>> begin
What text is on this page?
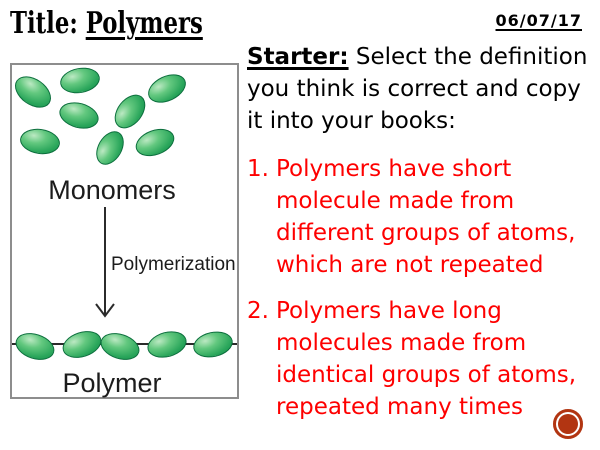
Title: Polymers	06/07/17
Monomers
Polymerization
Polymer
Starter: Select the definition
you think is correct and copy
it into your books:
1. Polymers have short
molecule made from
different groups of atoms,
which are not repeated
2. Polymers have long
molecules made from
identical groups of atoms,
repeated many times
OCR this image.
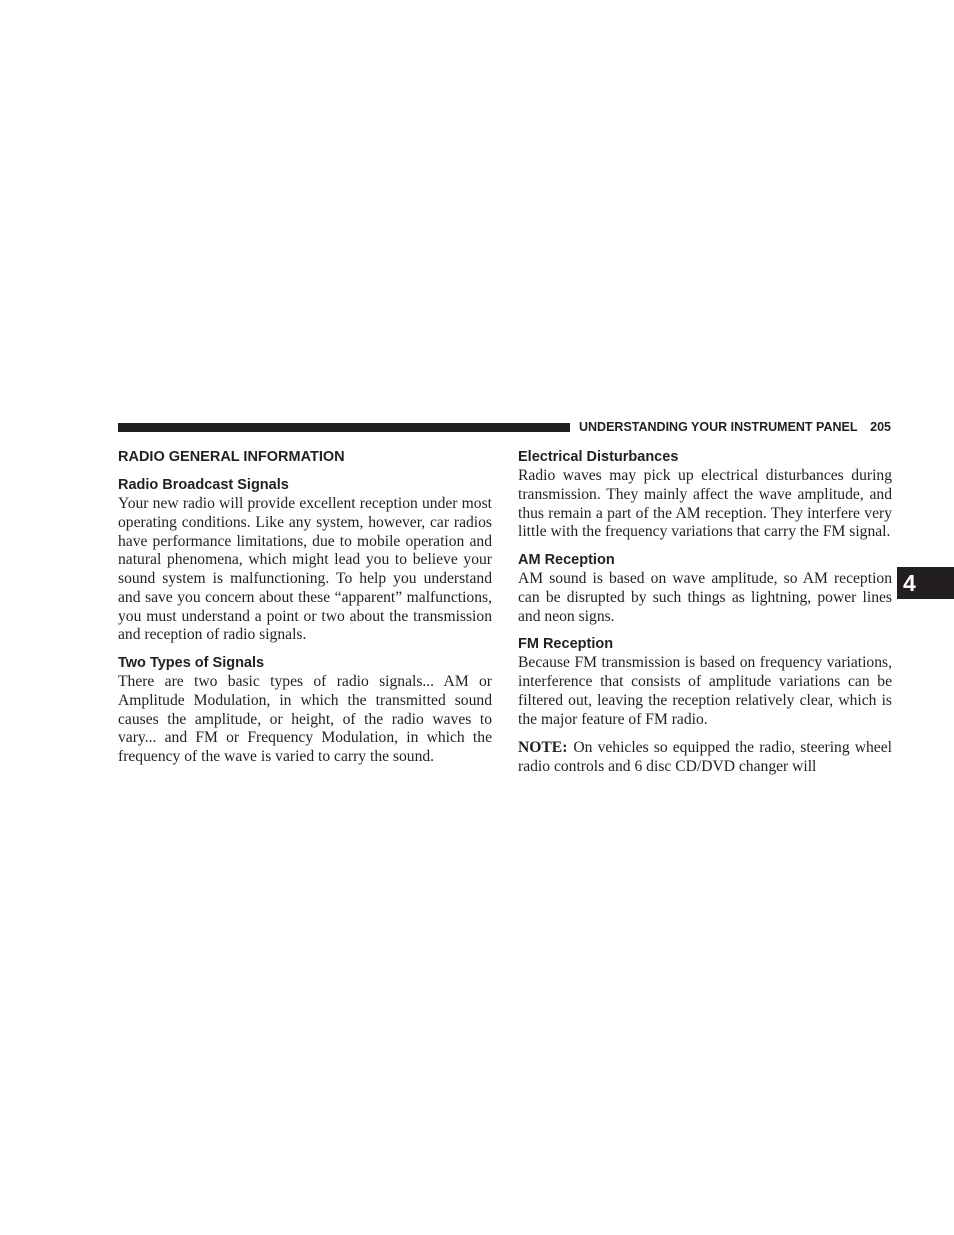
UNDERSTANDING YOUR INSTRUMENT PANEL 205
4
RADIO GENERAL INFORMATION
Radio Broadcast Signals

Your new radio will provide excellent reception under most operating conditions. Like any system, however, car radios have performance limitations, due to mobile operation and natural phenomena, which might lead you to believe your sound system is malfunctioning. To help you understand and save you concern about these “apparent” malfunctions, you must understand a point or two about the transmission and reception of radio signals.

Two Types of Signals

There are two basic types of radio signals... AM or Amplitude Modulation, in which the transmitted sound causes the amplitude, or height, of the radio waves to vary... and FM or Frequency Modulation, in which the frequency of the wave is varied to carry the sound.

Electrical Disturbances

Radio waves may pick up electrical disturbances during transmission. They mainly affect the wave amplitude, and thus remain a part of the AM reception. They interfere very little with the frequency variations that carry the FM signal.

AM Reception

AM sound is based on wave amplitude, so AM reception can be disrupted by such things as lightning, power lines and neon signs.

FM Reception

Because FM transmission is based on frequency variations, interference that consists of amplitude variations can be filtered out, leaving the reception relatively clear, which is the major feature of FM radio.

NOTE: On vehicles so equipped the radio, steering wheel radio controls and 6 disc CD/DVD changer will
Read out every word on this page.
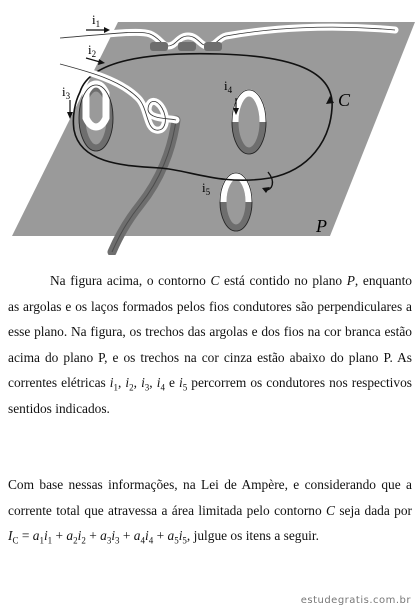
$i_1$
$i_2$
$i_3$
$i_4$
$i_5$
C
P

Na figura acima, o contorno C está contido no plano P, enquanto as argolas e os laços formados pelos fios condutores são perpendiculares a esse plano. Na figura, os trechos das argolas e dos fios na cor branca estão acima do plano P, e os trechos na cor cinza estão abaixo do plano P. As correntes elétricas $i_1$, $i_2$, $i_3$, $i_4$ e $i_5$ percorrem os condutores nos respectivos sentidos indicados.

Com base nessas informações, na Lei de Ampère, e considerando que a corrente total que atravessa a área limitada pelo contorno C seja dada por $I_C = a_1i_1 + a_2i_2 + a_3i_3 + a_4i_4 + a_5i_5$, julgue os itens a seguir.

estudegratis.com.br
>> end
>> begin
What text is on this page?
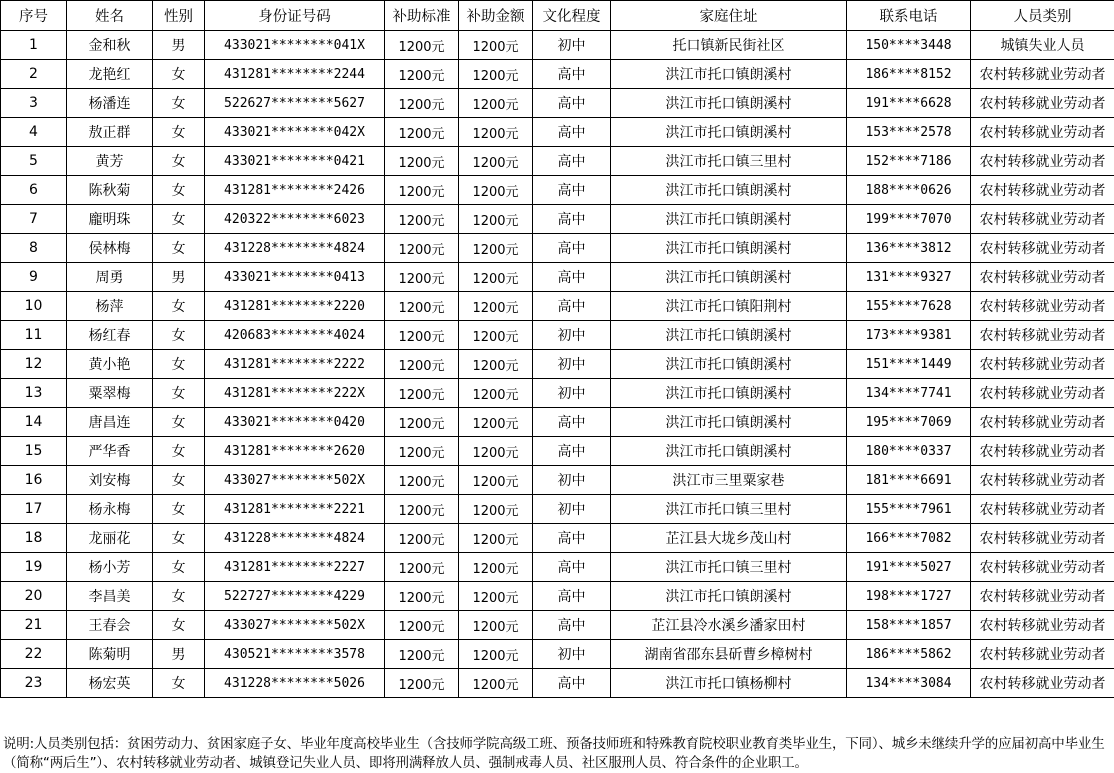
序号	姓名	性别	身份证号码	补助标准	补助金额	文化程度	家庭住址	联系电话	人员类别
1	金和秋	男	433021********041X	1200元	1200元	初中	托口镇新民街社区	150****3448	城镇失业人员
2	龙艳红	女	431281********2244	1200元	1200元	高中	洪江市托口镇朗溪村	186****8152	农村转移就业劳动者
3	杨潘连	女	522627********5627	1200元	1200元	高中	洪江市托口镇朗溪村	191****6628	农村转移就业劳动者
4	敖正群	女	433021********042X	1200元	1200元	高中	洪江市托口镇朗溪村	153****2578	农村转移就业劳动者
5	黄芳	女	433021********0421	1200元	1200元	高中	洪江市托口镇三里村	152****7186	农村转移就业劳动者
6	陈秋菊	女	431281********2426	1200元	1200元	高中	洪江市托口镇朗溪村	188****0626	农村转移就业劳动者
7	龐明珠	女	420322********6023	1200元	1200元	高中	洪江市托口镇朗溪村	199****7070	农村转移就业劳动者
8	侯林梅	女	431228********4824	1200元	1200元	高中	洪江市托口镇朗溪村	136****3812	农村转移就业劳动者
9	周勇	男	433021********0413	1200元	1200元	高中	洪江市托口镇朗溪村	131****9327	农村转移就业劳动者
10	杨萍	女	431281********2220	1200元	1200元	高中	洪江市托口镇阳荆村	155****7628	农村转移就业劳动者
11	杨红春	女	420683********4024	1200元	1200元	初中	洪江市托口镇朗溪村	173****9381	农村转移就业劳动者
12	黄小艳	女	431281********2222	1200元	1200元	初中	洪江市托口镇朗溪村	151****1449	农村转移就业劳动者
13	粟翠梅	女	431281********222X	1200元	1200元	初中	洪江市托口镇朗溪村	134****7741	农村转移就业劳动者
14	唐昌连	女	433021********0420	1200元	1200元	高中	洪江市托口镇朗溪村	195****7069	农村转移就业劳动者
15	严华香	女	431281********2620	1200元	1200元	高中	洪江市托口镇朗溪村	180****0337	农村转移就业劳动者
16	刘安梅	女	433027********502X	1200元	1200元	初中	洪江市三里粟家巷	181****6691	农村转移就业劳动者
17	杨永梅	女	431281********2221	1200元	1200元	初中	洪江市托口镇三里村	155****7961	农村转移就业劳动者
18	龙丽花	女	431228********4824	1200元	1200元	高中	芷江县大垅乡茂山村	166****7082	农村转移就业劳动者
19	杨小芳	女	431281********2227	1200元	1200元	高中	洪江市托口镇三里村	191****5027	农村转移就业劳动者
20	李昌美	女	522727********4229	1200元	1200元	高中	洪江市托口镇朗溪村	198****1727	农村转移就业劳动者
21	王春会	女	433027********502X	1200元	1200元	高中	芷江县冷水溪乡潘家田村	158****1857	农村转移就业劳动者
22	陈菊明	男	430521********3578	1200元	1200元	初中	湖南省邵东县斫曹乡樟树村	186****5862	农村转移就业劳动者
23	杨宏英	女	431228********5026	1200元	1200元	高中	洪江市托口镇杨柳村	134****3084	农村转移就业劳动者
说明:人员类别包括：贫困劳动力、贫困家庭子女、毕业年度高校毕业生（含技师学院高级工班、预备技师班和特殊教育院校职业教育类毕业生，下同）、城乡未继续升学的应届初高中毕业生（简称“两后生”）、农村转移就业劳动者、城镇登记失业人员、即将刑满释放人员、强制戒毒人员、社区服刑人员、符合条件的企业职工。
>> end
• Work to do
Collect the lines of the records that include the string "carry".

• Answer
There are two basic types of radio signals... AM or Amplitude Modulation, in which the transmitted sound causes the amplitude, or height, of the radio waves to vary... and FM or Frequency Modulation, in which the frequency of the wave is varied to carry the sound.
Radio waves may pick up electrical disturbances during transmission. They mainly affect the wave amplitude, and thus remain a part of the AM reception. They interfere very little with the frequency variations that carry the FM signal.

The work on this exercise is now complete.